▶ _Records for processing_
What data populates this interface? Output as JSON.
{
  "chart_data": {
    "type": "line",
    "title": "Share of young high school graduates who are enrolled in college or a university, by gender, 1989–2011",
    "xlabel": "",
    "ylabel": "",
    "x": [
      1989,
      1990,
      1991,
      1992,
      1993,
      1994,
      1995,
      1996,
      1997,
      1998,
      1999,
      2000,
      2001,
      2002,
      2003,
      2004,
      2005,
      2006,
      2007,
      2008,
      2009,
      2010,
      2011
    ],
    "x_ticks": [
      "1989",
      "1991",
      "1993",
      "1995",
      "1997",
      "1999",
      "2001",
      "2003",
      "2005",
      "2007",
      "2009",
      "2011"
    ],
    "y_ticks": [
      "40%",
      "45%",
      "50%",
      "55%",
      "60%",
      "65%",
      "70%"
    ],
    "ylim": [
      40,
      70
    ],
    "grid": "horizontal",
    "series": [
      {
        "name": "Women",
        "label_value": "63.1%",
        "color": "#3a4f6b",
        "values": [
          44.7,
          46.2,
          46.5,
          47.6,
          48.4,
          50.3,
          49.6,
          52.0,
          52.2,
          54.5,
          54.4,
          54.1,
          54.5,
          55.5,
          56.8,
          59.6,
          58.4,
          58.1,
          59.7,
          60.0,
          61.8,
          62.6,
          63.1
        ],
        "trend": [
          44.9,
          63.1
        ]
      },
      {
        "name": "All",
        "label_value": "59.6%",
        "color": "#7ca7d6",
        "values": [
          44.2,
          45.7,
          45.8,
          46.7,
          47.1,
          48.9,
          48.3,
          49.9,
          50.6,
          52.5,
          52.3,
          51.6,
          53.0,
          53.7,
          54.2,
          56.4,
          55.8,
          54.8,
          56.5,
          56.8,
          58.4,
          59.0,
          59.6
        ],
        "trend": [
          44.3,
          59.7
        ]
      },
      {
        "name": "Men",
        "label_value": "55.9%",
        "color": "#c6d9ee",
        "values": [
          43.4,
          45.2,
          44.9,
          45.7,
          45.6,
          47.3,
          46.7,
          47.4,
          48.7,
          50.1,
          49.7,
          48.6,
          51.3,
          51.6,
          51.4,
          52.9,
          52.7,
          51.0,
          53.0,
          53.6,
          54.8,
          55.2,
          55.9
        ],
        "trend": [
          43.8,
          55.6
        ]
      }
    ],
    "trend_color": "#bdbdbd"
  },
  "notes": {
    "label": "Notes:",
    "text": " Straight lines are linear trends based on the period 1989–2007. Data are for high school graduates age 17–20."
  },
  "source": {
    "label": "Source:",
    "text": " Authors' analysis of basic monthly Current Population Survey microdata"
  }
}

▶ _Stated task_
Reproduce every line above without error.

▶ _Solution_
What data populates this interface? Output as JSON.
{
  "chart_data": {
    "type": "line",
    "title": "Share of young high school graduates who are enrolled in college or a university, by gender, 1989–2011",
    "xlabel": "",
    "ylabel": "",
    "x": [
      1989,
      1990,
      1991,
      1992,
      1993,
      1994,
      1995,
      1996,
      1997,
      1998,
      1999,
      2000,
      2001,
      2002,
      2003,
      2004,
      2005,
      2006,
      2007,
      2008,
      2009,
      2010,
      2011
    ],
    "x_ticks": [
      "1989",
      "1991",
      "1993",
      "1995",
      "1997",
      "1999",
      "2001",
      "2003",
      "2005",
      "2007",
      "2009",
      "2011"
    ],
    "y_ticks": [
      "40%",
      "45%",
      "50%",
      "55%",
      "60%",
      "65%",
      "70%"
    ],
    "ylim": [
      40,
      70
    ],
    "grid": "horizontal",
    "series": [
      {
        "name": "Women",
        "label_value": "63.1%",
        "color": "#3a4f6b",
        "values": [
          44.7,
          46.2,
          46.5,
          47.6,
          48.4,
          50.3,
          49.6,
          52.0,
          52.2,
          54.5,
          54.4,
          54.1,
          54.5,
          55.5,
          56.8,
          59.6,
          58.4,
          58.1,
          59.7,
          60.0,
          61.8,
          62.6,
          63.1
        ],
        "trend": [
          44.9,
          63.1
        ]
      },
      {
        "name": "All",
        "label_value": "59.6%",
        "color": "#7ca7d6",
        "values": [
          44.2,
          45.7,
          45.8,
          46.7,
          47.1,
          48.9,
          48.3,
          49.9,
          50.6,
          52.5,
          52.3,
          51.6,
          53.0,
          53.7,
          54.2,
          56.4,
          55.8,
          54.8,
          56.5,
          56.8,
          58.4,
          59.0,
          59.6
        ],
        "trend": [
          44.3,
          59.7
        ]
      },
      {
        "name": "Men",
        "label_value": "55.9%",
        "color": "#c6d9ee",
        "values": [
          43.4,
          45.2,
          44.9,
          45.7,
          45.6,
          47.3,
          46.7,
          47.4,
          48.7,
          50.1,
          49.7,
          48.6,
          51.3,
          51.6,
          51.4,
          52.9,
          52.7,
          51.0,
          53.0,
          53.6,
          54.8,
          55.2,
          55.9
        ],
        "trend": [
          43.8,
          55.6
        ]
      }
    ],
    "trend_color": "#bdbdbd"
  },
  "notes": {
    "label": "Notes:",
    "text": " Straight lines are linear trends based on the period 1989–2007. Data are for high school graduates age 17–20."
  },
  "source": {
    "label": "Source:",
    "text": " Authors' analysis of basic monthly Current Population Survey microdata"
  }
}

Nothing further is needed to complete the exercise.